## The problem:
Copy out every line of the records where the string "stretch" occurs.

===== Input

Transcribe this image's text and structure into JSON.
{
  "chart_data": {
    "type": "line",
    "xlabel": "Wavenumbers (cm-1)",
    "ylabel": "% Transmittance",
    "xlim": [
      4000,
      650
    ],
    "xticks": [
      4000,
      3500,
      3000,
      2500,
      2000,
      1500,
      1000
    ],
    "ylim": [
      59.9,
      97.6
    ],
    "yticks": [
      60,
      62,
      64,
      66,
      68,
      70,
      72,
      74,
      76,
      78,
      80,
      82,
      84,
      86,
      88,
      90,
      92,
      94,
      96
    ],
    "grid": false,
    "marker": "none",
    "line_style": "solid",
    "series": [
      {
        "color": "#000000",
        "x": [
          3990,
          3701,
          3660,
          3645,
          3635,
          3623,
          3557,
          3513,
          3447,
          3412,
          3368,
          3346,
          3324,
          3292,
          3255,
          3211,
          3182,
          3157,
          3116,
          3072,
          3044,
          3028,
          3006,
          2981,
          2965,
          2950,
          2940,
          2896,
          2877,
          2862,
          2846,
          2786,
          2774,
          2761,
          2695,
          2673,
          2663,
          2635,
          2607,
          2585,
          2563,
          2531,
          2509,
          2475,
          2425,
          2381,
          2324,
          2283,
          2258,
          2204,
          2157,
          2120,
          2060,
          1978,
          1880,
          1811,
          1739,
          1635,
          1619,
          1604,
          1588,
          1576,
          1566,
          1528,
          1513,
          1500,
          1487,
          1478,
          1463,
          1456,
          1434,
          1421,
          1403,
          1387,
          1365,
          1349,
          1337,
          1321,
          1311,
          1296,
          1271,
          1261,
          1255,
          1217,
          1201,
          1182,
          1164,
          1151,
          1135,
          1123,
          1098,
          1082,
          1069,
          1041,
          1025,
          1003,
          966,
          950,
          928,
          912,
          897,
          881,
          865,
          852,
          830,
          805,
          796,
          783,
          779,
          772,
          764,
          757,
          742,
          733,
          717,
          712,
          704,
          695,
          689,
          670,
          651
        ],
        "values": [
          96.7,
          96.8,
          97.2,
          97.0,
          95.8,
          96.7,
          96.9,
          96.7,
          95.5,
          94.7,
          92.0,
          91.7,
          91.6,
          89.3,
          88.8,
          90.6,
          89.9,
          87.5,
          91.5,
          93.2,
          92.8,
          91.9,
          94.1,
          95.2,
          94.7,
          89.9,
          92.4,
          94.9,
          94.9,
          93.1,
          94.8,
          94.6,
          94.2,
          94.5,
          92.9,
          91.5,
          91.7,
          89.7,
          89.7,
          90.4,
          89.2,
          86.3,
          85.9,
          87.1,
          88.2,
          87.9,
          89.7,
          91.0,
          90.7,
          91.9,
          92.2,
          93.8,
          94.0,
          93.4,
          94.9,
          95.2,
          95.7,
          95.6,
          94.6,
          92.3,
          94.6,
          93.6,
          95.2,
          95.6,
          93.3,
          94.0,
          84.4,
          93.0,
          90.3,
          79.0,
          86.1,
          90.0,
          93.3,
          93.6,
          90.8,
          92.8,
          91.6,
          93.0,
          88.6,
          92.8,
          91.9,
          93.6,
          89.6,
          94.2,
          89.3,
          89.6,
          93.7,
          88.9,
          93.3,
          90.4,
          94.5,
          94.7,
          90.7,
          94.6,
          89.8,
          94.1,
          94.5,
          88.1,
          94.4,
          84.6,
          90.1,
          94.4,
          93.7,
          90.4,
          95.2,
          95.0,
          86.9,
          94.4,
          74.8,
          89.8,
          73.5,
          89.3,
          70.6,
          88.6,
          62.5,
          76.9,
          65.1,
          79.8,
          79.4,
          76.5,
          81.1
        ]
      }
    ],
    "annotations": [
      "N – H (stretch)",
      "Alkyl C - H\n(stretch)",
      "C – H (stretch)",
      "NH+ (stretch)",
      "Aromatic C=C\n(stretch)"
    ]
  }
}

==========

## Reply:
      "N – H (stretch)",
      "Alkyl C - H\n(stretch)",
      "C – H (stretch)",
      "NH+ (stretch)",
      "Aromatic C=C\n(stretch)"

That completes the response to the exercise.